(Data to use)
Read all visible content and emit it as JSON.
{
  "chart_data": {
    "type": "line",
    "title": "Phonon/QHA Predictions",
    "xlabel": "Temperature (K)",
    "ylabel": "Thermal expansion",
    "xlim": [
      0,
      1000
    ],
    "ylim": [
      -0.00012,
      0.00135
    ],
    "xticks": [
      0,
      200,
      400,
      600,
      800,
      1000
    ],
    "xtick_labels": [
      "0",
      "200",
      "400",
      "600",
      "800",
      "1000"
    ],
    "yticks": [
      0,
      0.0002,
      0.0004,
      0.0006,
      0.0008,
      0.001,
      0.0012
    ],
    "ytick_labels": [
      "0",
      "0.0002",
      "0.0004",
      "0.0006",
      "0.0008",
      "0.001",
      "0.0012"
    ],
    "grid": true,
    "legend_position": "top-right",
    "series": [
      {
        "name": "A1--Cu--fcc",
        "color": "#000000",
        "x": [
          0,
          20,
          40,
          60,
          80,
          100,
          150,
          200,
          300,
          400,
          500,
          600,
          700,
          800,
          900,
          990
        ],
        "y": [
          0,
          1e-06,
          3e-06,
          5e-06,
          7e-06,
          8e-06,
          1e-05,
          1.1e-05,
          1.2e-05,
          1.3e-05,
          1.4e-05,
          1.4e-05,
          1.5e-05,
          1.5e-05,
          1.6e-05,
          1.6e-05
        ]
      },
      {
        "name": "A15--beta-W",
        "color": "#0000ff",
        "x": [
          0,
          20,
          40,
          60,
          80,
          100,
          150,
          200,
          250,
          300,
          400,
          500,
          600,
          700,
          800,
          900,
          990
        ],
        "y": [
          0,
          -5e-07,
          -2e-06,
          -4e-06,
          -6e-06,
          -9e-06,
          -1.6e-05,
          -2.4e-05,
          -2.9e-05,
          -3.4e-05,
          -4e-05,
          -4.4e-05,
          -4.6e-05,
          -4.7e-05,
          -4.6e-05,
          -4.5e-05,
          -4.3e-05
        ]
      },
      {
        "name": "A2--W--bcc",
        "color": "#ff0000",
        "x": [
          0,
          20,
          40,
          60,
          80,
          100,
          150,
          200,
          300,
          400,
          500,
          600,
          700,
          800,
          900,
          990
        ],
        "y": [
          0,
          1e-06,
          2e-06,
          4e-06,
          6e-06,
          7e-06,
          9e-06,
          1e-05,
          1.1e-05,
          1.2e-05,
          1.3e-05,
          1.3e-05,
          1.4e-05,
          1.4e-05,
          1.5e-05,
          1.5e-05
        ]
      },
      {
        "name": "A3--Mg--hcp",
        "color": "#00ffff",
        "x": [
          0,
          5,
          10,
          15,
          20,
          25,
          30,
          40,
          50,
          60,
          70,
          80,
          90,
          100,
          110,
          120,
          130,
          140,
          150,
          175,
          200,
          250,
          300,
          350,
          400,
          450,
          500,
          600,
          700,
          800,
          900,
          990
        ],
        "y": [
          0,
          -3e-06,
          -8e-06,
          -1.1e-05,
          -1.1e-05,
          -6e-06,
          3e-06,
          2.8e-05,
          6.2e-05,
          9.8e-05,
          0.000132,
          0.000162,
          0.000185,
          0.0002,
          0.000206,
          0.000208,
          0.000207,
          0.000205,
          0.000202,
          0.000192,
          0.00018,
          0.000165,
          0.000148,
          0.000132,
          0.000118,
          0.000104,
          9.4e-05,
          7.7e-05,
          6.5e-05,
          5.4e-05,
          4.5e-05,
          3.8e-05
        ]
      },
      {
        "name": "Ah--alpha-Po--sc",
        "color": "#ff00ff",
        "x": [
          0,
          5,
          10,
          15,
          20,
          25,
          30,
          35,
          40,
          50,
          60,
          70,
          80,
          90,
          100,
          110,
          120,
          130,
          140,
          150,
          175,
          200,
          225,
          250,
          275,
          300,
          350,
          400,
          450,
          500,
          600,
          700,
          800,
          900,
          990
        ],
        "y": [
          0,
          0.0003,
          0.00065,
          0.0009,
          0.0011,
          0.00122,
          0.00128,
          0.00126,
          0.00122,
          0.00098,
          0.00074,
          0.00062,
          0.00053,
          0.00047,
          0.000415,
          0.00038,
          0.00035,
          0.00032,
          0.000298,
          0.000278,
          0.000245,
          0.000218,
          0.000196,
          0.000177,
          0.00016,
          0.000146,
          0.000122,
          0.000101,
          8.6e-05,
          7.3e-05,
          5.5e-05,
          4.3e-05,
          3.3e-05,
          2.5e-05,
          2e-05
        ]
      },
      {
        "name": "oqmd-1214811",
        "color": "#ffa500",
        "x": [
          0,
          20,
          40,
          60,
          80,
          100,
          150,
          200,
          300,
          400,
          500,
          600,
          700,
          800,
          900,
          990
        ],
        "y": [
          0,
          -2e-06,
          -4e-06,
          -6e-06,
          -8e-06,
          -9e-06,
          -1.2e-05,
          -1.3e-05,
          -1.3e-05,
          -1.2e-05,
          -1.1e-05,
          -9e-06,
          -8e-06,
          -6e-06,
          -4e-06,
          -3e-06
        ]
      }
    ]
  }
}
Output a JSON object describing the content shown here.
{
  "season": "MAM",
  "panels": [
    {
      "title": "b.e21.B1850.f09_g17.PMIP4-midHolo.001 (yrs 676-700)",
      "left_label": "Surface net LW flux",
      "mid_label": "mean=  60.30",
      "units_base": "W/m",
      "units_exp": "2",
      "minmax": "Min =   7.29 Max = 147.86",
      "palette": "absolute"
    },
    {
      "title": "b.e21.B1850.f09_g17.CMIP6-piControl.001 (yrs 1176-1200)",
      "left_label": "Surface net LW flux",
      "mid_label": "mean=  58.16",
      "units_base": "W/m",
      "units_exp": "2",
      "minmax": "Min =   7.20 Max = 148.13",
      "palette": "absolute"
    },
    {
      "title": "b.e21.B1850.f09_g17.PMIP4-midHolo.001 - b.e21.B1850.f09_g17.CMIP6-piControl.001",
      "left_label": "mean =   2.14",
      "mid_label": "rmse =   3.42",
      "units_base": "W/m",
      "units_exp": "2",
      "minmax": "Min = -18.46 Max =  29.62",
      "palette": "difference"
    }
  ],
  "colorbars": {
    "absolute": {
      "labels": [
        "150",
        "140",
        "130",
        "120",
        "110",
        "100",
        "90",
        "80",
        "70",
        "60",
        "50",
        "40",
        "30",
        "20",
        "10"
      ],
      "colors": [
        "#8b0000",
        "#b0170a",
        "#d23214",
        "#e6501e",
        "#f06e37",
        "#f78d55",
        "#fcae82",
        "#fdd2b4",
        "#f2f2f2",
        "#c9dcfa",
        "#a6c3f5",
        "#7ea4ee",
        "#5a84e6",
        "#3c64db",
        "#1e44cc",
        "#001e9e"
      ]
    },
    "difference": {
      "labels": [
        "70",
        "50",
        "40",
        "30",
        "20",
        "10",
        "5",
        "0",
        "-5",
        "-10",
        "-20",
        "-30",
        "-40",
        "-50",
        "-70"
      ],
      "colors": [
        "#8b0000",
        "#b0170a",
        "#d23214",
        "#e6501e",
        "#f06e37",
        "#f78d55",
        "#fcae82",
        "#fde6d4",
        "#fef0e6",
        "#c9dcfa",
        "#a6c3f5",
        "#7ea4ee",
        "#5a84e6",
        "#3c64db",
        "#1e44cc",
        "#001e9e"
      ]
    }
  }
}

(Work to do) Filter the records, keeping only lines that contain "midHolo", and show those lines.

(Task result)
      "title": "b.e21.B1850.f09_g17.PMIP4-midHolo.001 (yrs 676-700)",
      "title": "b.e21.B1850.f09_g17.PMIP4-midHolo.001 - b.e21.B1850.f09_g17.CMIP6-piControl.001",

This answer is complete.